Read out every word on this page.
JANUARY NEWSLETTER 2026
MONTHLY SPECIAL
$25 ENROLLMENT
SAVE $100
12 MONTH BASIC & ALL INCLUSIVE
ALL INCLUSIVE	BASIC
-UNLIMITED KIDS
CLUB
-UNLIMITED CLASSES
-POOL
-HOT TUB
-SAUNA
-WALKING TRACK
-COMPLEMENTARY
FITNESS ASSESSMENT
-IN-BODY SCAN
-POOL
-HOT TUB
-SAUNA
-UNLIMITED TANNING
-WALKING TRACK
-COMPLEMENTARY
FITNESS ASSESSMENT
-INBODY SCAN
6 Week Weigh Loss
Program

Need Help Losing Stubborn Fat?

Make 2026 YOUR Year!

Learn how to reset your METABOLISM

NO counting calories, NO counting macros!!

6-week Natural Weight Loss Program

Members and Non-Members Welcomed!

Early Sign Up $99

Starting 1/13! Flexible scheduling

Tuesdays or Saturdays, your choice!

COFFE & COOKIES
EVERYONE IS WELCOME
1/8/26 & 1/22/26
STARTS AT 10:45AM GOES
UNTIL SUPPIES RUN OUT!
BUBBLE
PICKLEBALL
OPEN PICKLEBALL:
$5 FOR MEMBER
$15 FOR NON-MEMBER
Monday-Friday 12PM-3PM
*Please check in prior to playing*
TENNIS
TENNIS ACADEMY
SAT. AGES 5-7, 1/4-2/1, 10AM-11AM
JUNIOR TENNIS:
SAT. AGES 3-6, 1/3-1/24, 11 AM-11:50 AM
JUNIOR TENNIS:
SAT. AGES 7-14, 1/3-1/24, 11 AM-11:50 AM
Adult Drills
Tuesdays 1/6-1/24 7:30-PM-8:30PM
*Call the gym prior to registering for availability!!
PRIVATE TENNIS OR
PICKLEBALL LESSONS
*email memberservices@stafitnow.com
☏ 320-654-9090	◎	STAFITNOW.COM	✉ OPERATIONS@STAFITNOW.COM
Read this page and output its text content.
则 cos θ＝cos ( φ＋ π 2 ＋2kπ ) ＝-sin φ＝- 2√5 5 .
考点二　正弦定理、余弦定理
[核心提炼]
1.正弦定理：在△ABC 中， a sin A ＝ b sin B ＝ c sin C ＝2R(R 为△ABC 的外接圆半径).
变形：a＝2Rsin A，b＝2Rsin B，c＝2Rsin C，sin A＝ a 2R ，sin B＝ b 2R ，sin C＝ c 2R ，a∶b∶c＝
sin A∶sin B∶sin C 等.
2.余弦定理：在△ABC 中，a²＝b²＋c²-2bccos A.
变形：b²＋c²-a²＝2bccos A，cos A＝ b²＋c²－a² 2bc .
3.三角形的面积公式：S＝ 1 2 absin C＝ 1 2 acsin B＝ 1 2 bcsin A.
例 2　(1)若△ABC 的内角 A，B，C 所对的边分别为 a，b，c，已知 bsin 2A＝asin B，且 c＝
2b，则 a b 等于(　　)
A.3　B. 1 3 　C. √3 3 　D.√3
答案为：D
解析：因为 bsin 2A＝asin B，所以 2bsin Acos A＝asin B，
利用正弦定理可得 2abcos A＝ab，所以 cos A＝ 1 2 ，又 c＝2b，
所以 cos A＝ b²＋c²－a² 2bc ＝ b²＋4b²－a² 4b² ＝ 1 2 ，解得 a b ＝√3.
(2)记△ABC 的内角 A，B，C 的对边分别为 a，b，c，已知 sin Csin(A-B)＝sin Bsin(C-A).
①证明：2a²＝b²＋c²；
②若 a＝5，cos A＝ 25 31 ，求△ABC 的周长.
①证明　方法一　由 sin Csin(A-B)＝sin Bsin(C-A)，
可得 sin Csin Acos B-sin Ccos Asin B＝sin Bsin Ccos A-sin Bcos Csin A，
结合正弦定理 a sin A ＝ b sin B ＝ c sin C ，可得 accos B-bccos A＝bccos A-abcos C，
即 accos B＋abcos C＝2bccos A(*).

• EXERCISE: Transcribe the material above word for word.

• EXERCISE RESULT:
Read out every word on this page.
JANUARY NEWSLETTER 2026
MONTHLY SPECIAL
$25 ENROLLMENT
SAVE $100
12 MONTH BASIC & ALL INCLUSIVE
ALL INCLUSIVE	BASIC
-UNLIMITED KIDS
CLUB
-UNLIMITED CLASSES
-POOL
-HOT TUB
-SAUNA
-WALKING TRACK
-COMPLEMENTARY
FITNESS ASSESSMENT
-IN-BODY SCAN
-POOL
-HOT TUB
-SAUNA
-UNLIMITED TANNING
-WALKING TRACK
-COMPLEMENTARY
FITNESS ASSESSMENT
-INBODY SCAN
6 Week Weigh Loss
Program

Need Help Losing Stubborn Fat?

Make 2026 YOUR Year!

Learn how to reset your METABOLISM

NO counting calories, NO counting macros!!

6-week Natural Weight Loss Program

Members and Non-Members Welcomed!

Early Sign Up $99

Starting 1/13! Flexible scheduling

Tuesdays or Saturdays, your choice!

COFFE & COOKIES
EVERYONE IS WELCOME
1/8/26 & 1/22/26
STARTS AT 10:45AM GOES
UNTIL SUPPIES RUN OUT!
BUBBLE
PICKLEBALL
OPEN PICKLEBALL:
$5 FOR MEMBER
$15 FOR NON-MEMBER
Monday-Friday 12PM-3PM
*Please check in prior to playing*
TENNIS
TENNIS ACADEMY
SAT. AGES 5-7, 1/4-2/1, 10AM-11AM
JUNIOR TENNIS:
SAT. AGES 3-6, 1/3-1/24, 11 AM-11:50 AM
JUNIOR TENNIS:
SAT. AGES 7-14, 1/3-1/24, 11 AM-11:50 AM
Adult Drills
Tuesdays 1/6-1/24 7:30-PM-8:30PM
*Call the gym prior to registering for availability!!
PRIVATE TENNIS OR
PICKLEBALL LESSONS
*email memberservices@stafitnow.com
☏ 320-654-9090	◎	STAFITNOW.COM	✉ OPERATIONS@STAFITNOW.COM
Read this page and output its text content.
则 cos θ＝cos ( φ＋ π 2 ＋2kπ ) ＝-sin φ＝- 2√5 5 .
考点二　正弦定理、余弦定理
[核心提炼]
1.正弦定理：在△ABC 中， a sin A ＝ b sin B ＝ c sin C ＝2R(R 为△ABC 的外接圆半径).
变形：a＝2Rsin A，b＝2Rsin B，c＝2Rsin C，sin A＝ a 2R ，sin B＝ b 2R ，sin C＝ c 2R ，a∶b∶c＝
sin A∶sin B∶sin C 等.
2.余弦定理：在△ABC 中，a²＝b²＋c²-2bccos A.
变形：b²＋c²-a²＝2bccos A，cos A＝ b²＋c²－a² 2bc .
3.三角形的面积公式：S＝ 1 2 absin C＝ 1 2 acsin B＝ 1 2 bcsin A.
例 2　(1)若△ABC 的内角 A，B，C 所对的边分别为 a，b，c，已知 bsin 2A＝asin B，且 c＝
2b，则 a b 等于(　　)
A.3　B. 1 3 　C. √3 3 　D.√3
答案为：D
解析：因为 bsin 2A＝asin B，所以 2bsin Acos A＝asin B，
利用正弦定理可得 2abcos A＝ab，所以 cos A＝ 1 2 ，又 c＝2b，
所以 cos A＝ b²＋c²－a² 2bc ＝ b²＋4b²－a² 4b² ＝ 1 2 ，解得 a b ＝√3.
(2)记△ABC 的内角 A，B，C 的对边分别为 a，b，c，已知 sin Csin(A-B)＝sin Bsin(C-A).
①证明：2a²＝b²＋c²；
②若 a＝5，cos A＝ 25 31 ，求△ABC 的周长.
①证明　方法一　由 sin Csin(A-B)＝sin Bsin(C-A)，
可得 sin Csin Acos B-sin Ccos Asin B＝sin Bsin Ccos A-sin Bcos Csin A，
结合正弦定理 a sin A ＝ b sin B ＝ c sin C ，可得 accos B-bccos A＝bccos A-abcos C，
即 accos B＋abcos C＝2bccos A(*).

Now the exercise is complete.